Supplied material:

-- begin --

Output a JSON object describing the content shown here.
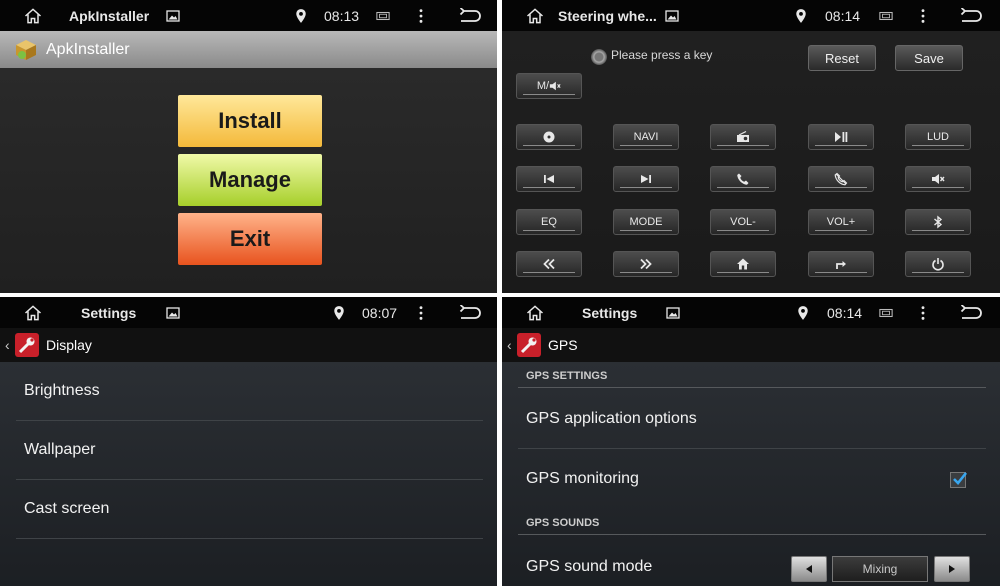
{
  "panels": {
    "apk": {
      "status": {
        "title": "ApkInstaller",
        "time": "08:13"
      },
      "appbar": {
        "title": "ApkInstaller"
      },
      "buttons": {
        "install": "Install",
        "manage": "Manage",
        "exit": "Exit"
      }
    },
    "steering": {
      "status": {
        "title": "Steering whe...",
        "time": "08:14"
      },
      "hint": "Please press a key",
      "reset": "Reset",
      "save": "Save",
      "keys": {
        "mute_mode": "M/",
        "navi": "NAVI",
        "lud": "LUD",
        "eq": "EQ",
        "mode": "MODE",
        "vol_minus": "VOL-",
        "vol_plus": "VOL+"
      }
    },
    "display": {
      "status": {
        "title": "Settings",
        "time": "08:07"
      },
      "subbar": {
        "title": "Display"
      },
      "items": [
        "Brightness",
        "Wallpaper",
        "Cast screen"
      ]
    },
    "gps": {
      "status": {
        "title": "Settings",
        "time": "08:14"
      },
      "subbar": {
        "title": "GPS"
      },
      "section_settings": "GPS SETTINGS",
      "app_options": "GPS application options",
      "monitoring": "GPS monitoring",
      "monitoring_checked": true,
      "section_sounds": "GPS SOUNDS",
      "sound_mode": "GPS sound mode",
      "sound_mode_value": "Mixing"
    }
  },
  "colors": {
    "status_bar": "#050505",
    "install": "#f4b93a",
    "manage": "#a6cf2a",
    "exit": "#e8531e",
    "check": "#38a6f0"
  }
}
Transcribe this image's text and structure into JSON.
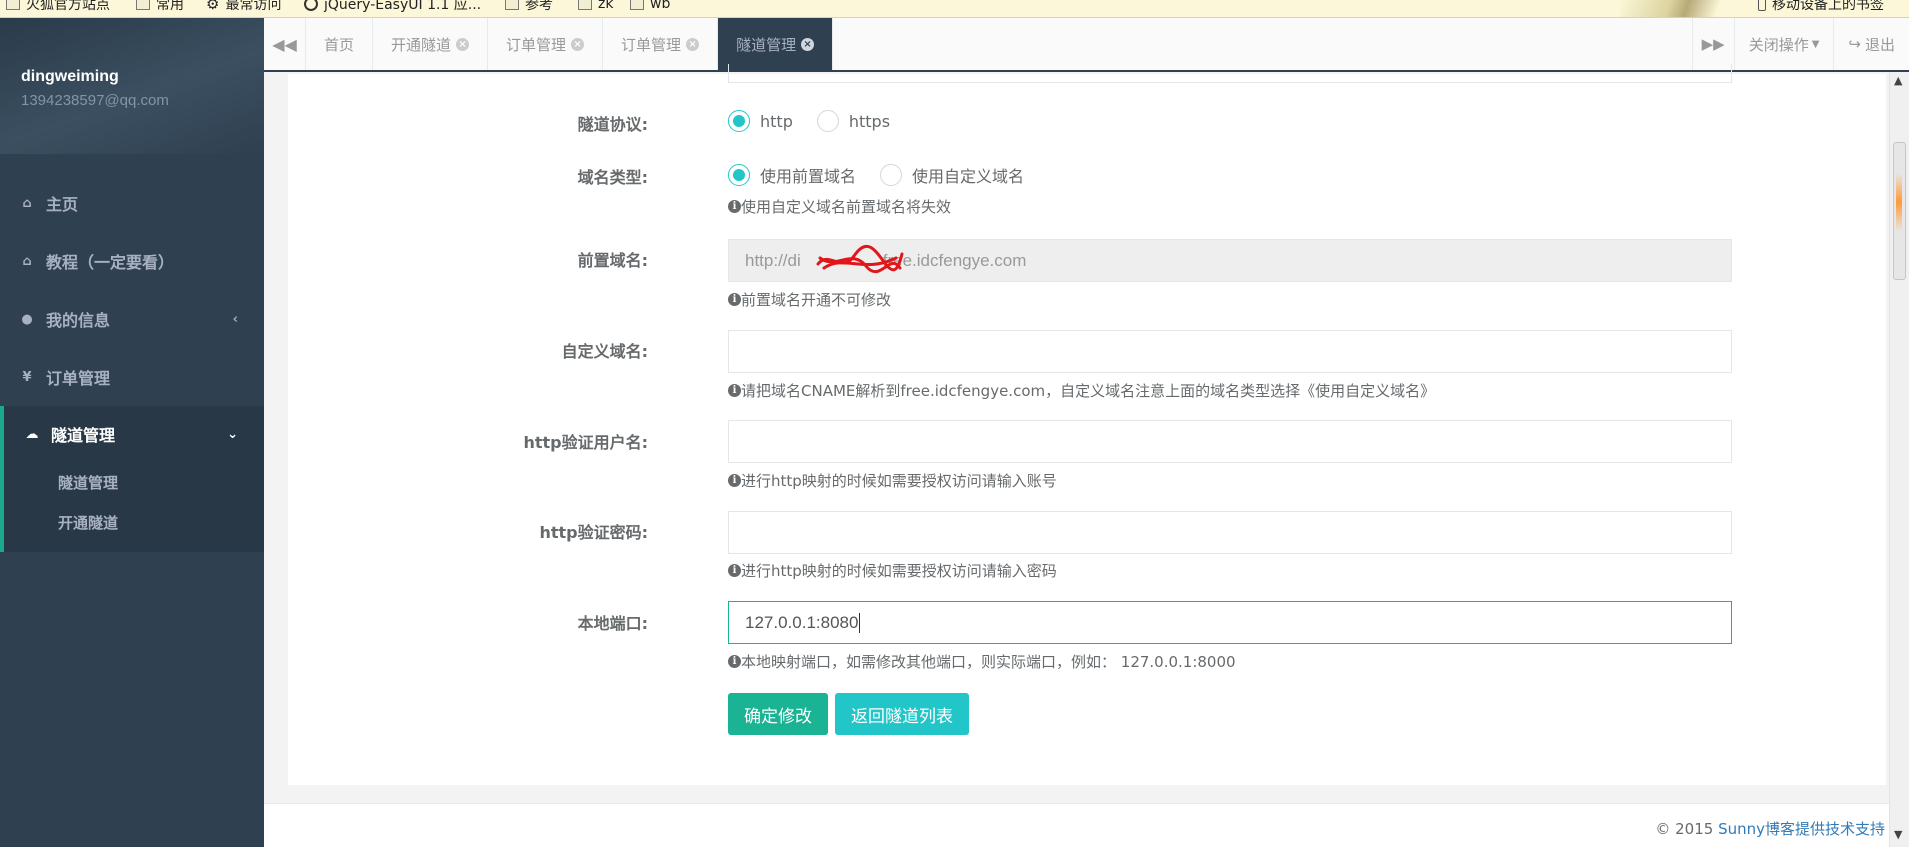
{
  "bookmarks": [
    {
      "icon": "folder-icon",
      "label": "火狐官方站点"
    },
    {
      "icon": "folder-icon",
      "label": "常用"
    },
    {
      "icon": "gear-icon",
      "label": "最常访问"
    },
    {
      "icon": "globe-icon",
      "label": "jQuery-EasyUI 1.1 应..."
    },
    {
      "icon": "folder-icon",
      "label": "参考"
    },
    {
      "icon": "folder-icon",
      "label": "zk"
    },
    {
      "icon": "folder-icon",
      "label": "wb"
    },
    {
      "icon": "phone-icon",
      "label": "移动设备上的书签"
    }
  ],
  "sidebar": {
    "user_name": "dingweiming",
    "user_email": "1394238597@qq.com",
    "items": [
      {
        "icon": "home-icon",
        "label": "主页"
      },
      {
        "icon": "home-icon",
        "label": "教程（一定要看）"
      },
      {
        "icon": "user-icon",
        "label": "我的信息"
      },
      {
        "icon": "yen-icon",
        "label": "订单管理"
      },
      {
        "icon": "cloud-icon",
        "label": "隧道管理"
      }
    ],
    "sub_items": [
      "隧道管理",
      "开通隧道"
    ]
  },
  "tabs": {
    "items": [
      {
        "label": "首页",
        "closable": false,
        "active": false
      },
      {
        "label": "开通隧道",
        "closable": true,
        "active": false
      },
      {
        "label": "订单管理",
        "closable": true,
        "active": false
      },
      {
        "label": "订单管理",
        "closable": true,
        "active": false
      },
      {
        "label": "隧道管理",
        "closable": true,
        "active": true
      }
    ],
    "close_ops": "关闭操作",
    "logout": "退出"
  },
  "form": {
    "protocol": {
      "label": "隧道协议:",
      "options": [
        "http",
        "https"
      ],
      "selected": "http"
    },
    "domain_type": {
      "label": "域名类型:",
      "options": [
        "使用前置域名",
        "使用自定义域名"
      ],
      "selected": "使用前置域名",
      "help": "使用自定义域名前置域名将失效"
    },
    "prefix_domain": {
      "label": "前置域名:",
      "value_start": "http://di",
      "value_end": "free.idcfengye.com",
      "help": "前置域名开通不可修改"
    },
    "custom_domain": {
      "label": "自定义域名:",
      "value": "",
      "help": "请把域名CNAME解析到free.idcfengye.com，自定义域名注意上面的域名类型选择《使用自定义域名》"
    },
    "http_user": {
      "label": "http验证用户名:",
      "value": "",
      "help": "进行http映射的时候如需要授权访问请输入账号"
    },
    "http_pass": {
      "label": "http验证密码:",
      "value": "",
      "help": "进行http映射的时候如需要授权访问请输入密码"
    },
    "local_port": {
      "label": "本地端口:",
      "value": "127.0.0.1:8080",
      "help": "本地映射端口，如需修改其他端口，则实际端口，例如： 127.0.0.1:8000"
    },
    "submit": "确定修改",
    "back": "返回隧道列表"
  },
  "footer": {
    "copyright": "© 2015 ",
    "link": "Sunny博客提供技术支持"
  },
  "colors": {
    "sidebar": "#2f4050",
    "primary": "#1ab394",
    "info": "#23c6c8",
    "link": "#337ab7"
  }
}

-- end --

Set problem: Set down every record once more, word for word, without pictures.

Output:
Output a JSON object describing the content shown here.
{
  "panels": {
    "apk": {
      "status": {
        "title": "ApkInstaller",
        "time": "08:13"
      },
      "appbar": {
        "title": "ApkInstaller"
      },
      "buttons": {
        "install": "Install",
        "manage": "Manage",
        "exit": "Exit"
      }
    },
    "steering": {
      "status": {
        "title": "Steering whe...",
        "time": "08:14"
      },
      "hint": "Please press a key",
      "reset": "Reset",
      "save": "Save",
      "keys": {
        "mute_mode": "M/",
        "navi": "NAVI",
        "lud": "LUD",
        "eq": "EQ",
        "mode": "MODE",
        "vol_minus": "VOL-",
        "vol_plus": "VOL+"
      }
    },
    "display": {
      "status": {
        "title": "Settings",
        "time": "08:07"
      },
      "subbar": {
        "title": "Display"
      },
      "items": [
        "Brightness",
        "Wallpaper",
        "Cast screen"
      ]
    },
    "gps": {
      "status": {
        "title": "Settings",
        "time": "08:14"
      },
      "subbar": {
        "title": "GPS"
      },
      "section_settings": "GPS SETTINGS",
      "app_options": "GPS application options",
      "monitoring": "GPS monitoring",
      "monitoring_checked": true,
      "section_sounds": "GPS SOUNDS",
      "sound_mode": "GPS sound mode",
      "sound_mode_value": "Mixing"
    }
  },
  "colors": {
    "status_bar": "#050505",
    "install": "#f4b93a",
    "manage": "#a6cf2a",
    "exit": "#e8531e",
    "check": "#38a6f0"
  }
}
Transcribe this image's text and structure into JSON.
{
  "bookmarks": [
    {
      "icon": "folder-icon",
      "label": "火狐官方站点"
    },
    {
      "icon": "folder-icon",
      "label": "常用"
    },
    {
      "icon": "gear-icon",
      "label": "最常访问"
    },
    {
      "icon": "globe-icon",
      "label": "jQuery-EasyUI 1.1 应..."
    },
    {
      "icon": "folder-icon",
      "label": "参考"
    },
    {
      "icon": "folder-icon",
      "label": "zk"
    },
    {
      "icon": "folder-icon",
      "label": "wb"
    },
    {
      "icon": "phone-icon",
      "label": "移动设备上的书签"
    }
  ],
  "sidebar": {
    "user_name": "dingweiming",
    "user_email": "1394238597@qq.com",
    "items": [
      {
        "icon": "home-icon",
        "label": "主页"
      },
      {
        "icon": "home-icon",
        "label": "教程（一定要看）"
      },
      {
        "icon": "user-icon",
        "label": "我的信息"
      },
      {
        "icon": "yen-icon",
        "label": "订单管理"
      },
      {
        "icon": "cloud-icon",
        "label": "隧道管理"
      }
    ],
    "sub_items": [
      "隧道管理",
      "开通隧道"
    ]
  },
  "tabs": {
    "items": [
      {
        "label": "首页",
        "closable": false,
        "active": false
      },
      {
        "label": "开通隧道",
        "closable": true,
        "active": false
      },
      {
        "label": "订单管理",
        "closable": true,
        "active": false
      },
      {
        "label": "订单管理",
        "closable": true,
        "active": false
      },
      {
        "label": "隧道管理",
        "closable": true,
        "active": true
      }
    ],
    "close_ops": "关闭操作",
    "logout": "退出"
  },
  "form": {
    "protocol": {
      "label": "隧道协议:",
      "options": [
        "http",
        "https"
      ],
      "selected": "http"
    },
    "domain_type": {
      "label": "域名类型:",
      "options": [
        "使用前置域名",
        "使用自定义域名"
      ],
      "selected": "使用前置域名",
      "help": "使用自定义域名前置域名将失效"
    },
    "prefix_domain": {
      "label": "前置域名:",
      "value_start": "http://di",
      "value_end": "free.idcfengye.com",
      "help": "前置域名开通不可修改"
    },
    "custom_domain": {
      "label": "自定义域名:",
      "value": "",
      "help": "请把域名CNAME解析到free.idcfengye.com，自定义域名注意上面的域名类型选择《使用自定义域名》"
    },
    "http_user": {
      "label": "http验证用户名:",
      "value": "",
      "help": "进行http映射的时候如需要授权访问请输入账号"
    },
    "http_pass": {
      "label": "http验证密码:",
      "value": "",
      "help": "进行http映射的时候如需要授权访问请输入密码"
    },
    "local_port": {
      "label": "本地端口:",
      "value": "127.0.0.1:8080",
      "help": "本地映射端口，如需修改其他端口，则实际端口，例如： 127.0.0.1:8000"
    },
    "submit": "确定修改",
    "back": "返回隧道列表"
  },
  "footer": {
    "copyright": "© 2015 ",
    "link": "Sunny博客提供技术支持"
  },
  "colors": {
    "sidebar": "#2f4050",
    "primary": "#1ab394",
    "info": "#23c6c8",
    "link": "#337ab7"
  }
}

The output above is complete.